Everything from the line with "What text is on this page?" through the last line of the records below should be copied exactly, both ends included.

(Stored records)
⟨
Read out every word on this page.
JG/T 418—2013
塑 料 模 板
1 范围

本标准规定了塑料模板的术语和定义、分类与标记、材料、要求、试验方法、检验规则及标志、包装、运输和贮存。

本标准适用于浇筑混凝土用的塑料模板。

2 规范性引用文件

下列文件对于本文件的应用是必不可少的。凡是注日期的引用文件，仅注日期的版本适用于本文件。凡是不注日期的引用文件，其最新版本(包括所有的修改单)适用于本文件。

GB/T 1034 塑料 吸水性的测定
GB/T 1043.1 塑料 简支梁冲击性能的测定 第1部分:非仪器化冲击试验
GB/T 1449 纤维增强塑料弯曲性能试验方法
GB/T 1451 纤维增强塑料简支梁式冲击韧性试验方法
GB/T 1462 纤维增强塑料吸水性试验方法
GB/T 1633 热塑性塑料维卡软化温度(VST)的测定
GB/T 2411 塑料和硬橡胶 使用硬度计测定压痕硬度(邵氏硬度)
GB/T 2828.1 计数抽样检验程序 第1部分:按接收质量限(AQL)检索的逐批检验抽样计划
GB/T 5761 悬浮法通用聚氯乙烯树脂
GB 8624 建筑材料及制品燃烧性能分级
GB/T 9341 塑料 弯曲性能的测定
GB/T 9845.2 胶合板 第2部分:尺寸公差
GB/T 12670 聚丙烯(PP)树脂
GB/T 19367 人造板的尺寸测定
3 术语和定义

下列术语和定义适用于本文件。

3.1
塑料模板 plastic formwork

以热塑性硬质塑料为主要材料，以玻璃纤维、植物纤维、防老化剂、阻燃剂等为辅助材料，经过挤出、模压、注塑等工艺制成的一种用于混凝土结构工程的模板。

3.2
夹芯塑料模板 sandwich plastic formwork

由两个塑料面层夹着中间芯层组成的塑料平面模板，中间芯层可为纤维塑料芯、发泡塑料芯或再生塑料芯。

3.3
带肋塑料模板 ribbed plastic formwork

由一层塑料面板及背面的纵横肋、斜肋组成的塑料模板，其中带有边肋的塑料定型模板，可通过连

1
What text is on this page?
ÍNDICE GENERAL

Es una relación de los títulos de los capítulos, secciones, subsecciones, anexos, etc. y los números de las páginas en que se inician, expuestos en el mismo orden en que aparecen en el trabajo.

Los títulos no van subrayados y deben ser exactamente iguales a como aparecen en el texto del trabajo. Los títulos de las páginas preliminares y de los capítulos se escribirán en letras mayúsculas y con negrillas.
⟩
◆ **SOLUTION FOR THIS EXERCISE**
What text is on this page?
ÍNDICE GENERAL

Es una relación de los títulos de los capítulos, secciones, subsecciones, anexos, etc. y los números de las páginas en que se inician, expuestos en el mismo orden en que aparecen en el trabajo.

Los títulos no van subrayados y deben ser exactamente iguales a como aparecen en el texto del trabajo. Los títulos de las páginas preliminares y de los capítulos se escribirán en letras mayúsculas y con negrillas.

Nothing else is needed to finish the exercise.